[Stored data]
◇ ◇ ◇ ◇

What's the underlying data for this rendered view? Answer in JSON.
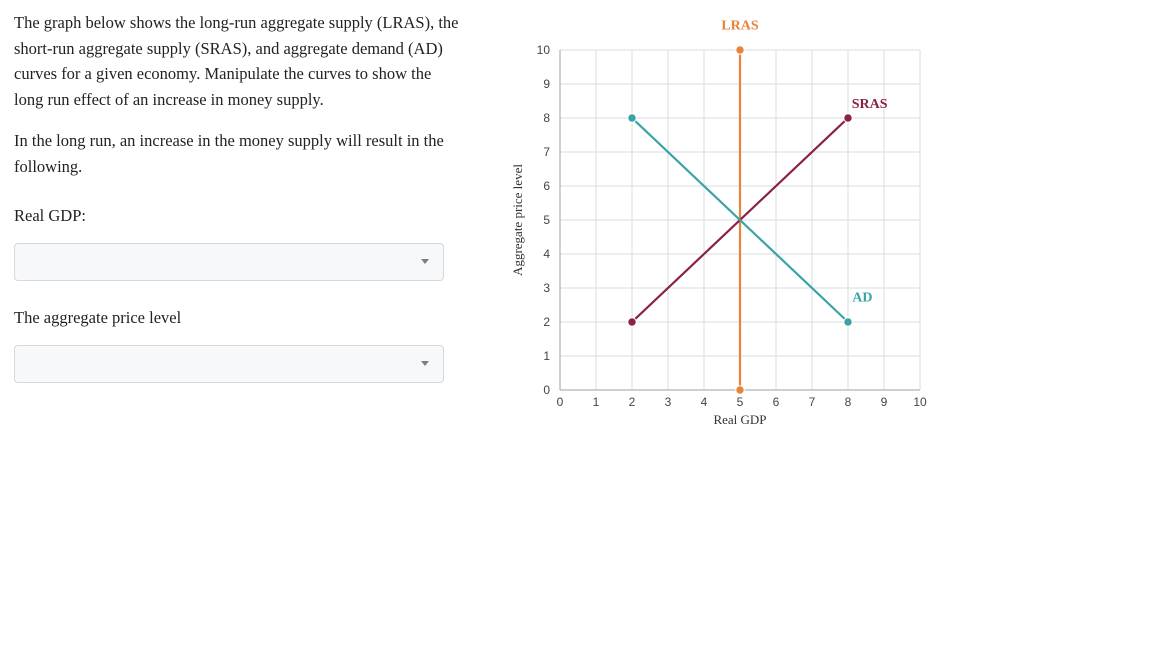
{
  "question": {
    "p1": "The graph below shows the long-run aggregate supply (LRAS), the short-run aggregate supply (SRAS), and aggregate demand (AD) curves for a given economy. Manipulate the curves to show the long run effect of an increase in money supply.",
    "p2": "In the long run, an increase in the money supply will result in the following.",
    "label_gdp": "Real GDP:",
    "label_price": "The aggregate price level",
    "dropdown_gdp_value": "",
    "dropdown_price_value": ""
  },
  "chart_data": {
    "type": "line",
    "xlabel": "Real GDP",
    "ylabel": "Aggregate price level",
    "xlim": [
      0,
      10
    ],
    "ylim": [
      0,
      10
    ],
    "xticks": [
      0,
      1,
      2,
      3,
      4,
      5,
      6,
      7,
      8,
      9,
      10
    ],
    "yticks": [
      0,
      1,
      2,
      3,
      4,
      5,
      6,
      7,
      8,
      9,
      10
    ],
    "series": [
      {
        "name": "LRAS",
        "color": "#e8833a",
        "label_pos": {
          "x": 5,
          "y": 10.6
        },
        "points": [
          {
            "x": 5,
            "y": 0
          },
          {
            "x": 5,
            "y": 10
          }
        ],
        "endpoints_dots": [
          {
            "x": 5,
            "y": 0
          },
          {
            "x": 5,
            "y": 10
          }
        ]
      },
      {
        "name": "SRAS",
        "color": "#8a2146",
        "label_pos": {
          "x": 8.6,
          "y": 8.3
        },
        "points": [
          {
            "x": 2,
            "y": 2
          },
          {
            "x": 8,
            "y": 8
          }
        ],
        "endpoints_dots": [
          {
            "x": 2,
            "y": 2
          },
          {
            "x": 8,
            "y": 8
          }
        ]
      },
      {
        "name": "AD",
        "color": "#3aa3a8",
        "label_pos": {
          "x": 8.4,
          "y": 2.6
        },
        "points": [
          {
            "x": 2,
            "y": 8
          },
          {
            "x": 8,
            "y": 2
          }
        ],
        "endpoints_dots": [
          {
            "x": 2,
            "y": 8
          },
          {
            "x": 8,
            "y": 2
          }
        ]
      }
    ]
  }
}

◇ ◇ ◇ ◇

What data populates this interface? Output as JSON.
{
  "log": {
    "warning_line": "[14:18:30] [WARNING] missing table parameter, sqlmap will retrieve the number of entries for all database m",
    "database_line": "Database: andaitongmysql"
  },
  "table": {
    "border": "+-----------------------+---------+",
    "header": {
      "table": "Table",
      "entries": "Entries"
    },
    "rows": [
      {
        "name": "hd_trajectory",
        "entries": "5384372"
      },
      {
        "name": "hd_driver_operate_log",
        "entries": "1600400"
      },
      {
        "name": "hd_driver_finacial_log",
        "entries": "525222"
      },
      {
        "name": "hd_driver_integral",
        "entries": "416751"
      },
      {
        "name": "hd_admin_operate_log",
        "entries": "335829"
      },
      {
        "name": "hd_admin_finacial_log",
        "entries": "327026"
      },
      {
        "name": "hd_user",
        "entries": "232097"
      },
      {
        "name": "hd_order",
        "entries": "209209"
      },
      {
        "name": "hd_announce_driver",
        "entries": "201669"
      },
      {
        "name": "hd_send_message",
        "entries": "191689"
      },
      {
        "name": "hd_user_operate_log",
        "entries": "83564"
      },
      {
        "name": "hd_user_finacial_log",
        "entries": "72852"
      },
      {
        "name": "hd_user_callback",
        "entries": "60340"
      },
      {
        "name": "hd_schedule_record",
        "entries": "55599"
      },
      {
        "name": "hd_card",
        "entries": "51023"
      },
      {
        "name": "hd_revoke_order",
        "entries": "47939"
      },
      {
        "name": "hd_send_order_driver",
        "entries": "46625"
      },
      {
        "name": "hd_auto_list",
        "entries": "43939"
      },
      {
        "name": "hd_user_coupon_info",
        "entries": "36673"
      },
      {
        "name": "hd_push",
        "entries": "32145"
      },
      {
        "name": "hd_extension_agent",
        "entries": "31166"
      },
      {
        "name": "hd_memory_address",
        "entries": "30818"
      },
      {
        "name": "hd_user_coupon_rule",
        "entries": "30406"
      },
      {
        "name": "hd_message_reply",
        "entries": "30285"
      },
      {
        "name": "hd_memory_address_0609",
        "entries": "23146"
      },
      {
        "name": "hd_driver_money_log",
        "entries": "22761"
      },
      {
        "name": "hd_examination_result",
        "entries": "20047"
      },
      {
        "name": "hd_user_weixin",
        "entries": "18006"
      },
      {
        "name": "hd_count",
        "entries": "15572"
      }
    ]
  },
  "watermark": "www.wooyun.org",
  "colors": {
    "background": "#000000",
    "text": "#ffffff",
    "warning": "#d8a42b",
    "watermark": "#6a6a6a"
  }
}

◇ ◇ ◇ ◇

_The task_
Identify the lines of the data that contain the word "watermark". Copy each of them.

_Expected answer_
  "watermark": "www.wooyun.org",
    "watermark": "#6a6a6a"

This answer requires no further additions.